Goal | Your task is to tally the lines of the listing containing the word "this" and report the figure alone.

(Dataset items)
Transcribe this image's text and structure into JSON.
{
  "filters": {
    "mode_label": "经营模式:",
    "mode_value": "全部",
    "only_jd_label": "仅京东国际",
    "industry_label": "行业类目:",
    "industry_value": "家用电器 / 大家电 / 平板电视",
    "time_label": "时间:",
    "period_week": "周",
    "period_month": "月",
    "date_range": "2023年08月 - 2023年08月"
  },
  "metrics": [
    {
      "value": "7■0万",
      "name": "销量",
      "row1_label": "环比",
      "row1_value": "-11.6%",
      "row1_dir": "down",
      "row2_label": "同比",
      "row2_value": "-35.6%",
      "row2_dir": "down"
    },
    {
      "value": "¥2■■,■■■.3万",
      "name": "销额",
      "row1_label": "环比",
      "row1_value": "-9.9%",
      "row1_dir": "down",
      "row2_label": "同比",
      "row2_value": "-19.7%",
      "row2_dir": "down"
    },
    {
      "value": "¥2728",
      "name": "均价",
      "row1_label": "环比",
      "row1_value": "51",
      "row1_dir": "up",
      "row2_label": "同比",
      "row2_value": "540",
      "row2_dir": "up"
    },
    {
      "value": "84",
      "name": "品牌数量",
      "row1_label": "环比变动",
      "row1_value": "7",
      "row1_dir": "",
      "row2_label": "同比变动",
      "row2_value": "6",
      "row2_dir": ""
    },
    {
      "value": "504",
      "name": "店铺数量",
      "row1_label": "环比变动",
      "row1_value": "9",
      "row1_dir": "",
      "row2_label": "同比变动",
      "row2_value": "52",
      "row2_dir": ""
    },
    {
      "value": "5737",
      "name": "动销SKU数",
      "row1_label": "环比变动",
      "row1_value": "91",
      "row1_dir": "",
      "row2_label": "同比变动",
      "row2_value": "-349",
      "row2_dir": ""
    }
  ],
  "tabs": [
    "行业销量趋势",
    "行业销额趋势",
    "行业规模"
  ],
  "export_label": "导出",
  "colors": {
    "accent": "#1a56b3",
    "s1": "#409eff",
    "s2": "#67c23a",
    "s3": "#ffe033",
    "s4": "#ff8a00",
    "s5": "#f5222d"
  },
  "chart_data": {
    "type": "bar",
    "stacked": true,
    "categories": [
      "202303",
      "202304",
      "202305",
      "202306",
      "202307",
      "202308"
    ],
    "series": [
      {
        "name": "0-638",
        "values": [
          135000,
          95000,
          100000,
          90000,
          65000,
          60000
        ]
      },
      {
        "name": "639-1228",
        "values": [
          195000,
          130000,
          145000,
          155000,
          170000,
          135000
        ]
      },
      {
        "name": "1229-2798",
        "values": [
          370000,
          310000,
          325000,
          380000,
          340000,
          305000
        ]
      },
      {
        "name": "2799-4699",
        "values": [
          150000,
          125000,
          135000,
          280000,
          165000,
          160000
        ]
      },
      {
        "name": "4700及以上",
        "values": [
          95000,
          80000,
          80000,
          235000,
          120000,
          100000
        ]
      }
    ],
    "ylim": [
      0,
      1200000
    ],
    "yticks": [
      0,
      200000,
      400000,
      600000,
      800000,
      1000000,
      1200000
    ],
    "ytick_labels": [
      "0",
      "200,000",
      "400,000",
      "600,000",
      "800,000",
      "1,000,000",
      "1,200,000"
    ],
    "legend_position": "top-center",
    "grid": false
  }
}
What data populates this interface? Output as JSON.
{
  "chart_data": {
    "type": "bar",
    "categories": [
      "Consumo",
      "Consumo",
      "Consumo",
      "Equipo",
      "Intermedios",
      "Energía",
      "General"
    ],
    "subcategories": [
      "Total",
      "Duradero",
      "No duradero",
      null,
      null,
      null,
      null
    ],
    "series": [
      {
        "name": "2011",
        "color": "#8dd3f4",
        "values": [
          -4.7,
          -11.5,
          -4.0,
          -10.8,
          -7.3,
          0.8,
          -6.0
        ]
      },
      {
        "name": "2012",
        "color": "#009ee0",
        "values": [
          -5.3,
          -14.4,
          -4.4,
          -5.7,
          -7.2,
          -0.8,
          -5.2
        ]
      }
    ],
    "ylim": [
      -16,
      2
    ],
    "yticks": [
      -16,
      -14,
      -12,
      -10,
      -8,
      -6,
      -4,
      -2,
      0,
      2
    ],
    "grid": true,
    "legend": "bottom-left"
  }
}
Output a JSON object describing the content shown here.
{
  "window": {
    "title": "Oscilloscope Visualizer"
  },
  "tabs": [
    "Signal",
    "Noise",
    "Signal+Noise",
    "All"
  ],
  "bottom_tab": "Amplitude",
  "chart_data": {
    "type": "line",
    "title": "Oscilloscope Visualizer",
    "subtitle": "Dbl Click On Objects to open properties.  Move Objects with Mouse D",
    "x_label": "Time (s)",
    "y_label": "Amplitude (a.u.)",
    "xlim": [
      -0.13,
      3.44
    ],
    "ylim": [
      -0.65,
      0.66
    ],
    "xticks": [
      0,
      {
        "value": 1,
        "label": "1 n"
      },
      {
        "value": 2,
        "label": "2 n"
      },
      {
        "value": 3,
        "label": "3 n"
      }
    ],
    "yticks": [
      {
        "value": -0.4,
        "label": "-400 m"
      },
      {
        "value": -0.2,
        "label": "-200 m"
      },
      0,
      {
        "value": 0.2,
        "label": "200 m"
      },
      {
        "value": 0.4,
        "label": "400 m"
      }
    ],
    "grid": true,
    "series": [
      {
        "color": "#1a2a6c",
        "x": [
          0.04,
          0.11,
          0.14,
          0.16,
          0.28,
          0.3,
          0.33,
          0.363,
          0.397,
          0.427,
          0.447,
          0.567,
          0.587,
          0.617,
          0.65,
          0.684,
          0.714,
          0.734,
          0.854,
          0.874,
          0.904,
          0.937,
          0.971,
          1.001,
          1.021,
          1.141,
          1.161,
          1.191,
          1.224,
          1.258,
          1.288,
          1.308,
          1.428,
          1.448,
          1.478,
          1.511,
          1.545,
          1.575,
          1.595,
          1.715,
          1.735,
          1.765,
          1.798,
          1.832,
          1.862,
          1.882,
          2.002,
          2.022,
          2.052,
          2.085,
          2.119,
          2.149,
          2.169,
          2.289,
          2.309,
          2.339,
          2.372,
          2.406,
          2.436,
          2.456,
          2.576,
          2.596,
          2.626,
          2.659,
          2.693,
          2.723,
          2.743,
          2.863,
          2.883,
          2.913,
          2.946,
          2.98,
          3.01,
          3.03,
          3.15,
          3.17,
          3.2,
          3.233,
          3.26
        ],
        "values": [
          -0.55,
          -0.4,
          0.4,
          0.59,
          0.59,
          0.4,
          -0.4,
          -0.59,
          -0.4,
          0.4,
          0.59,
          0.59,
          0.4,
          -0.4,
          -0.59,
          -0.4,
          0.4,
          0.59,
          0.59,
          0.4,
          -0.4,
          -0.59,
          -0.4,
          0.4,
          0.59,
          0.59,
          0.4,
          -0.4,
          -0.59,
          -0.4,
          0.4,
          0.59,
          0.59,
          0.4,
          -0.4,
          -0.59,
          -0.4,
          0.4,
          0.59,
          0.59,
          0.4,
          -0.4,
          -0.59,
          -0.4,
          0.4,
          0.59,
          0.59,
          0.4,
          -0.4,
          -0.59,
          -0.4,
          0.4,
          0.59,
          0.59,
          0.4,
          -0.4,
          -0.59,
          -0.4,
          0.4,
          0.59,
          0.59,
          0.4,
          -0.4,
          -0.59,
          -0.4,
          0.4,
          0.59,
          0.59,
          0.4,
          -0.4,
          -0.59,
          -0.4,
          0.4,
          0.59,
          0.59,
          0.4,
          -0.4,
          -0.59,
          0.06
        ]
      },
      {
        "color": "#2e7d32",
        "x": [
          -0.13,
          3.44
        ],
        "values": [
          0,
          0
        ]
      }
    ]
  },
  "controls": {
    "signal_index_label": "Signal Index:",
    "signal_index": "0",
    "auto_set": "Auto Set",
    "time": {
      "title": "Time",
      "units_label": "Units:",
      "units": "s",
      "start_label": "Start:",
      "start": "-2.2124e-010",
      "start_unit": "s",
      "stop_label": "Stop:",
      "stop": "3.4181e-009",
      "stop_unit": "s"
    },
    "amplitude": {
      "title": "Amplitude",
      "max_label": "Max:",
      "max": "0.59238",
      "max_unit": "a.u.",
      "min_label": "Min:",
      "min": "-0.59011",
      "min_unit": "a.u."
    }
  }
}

Reply to the task | 2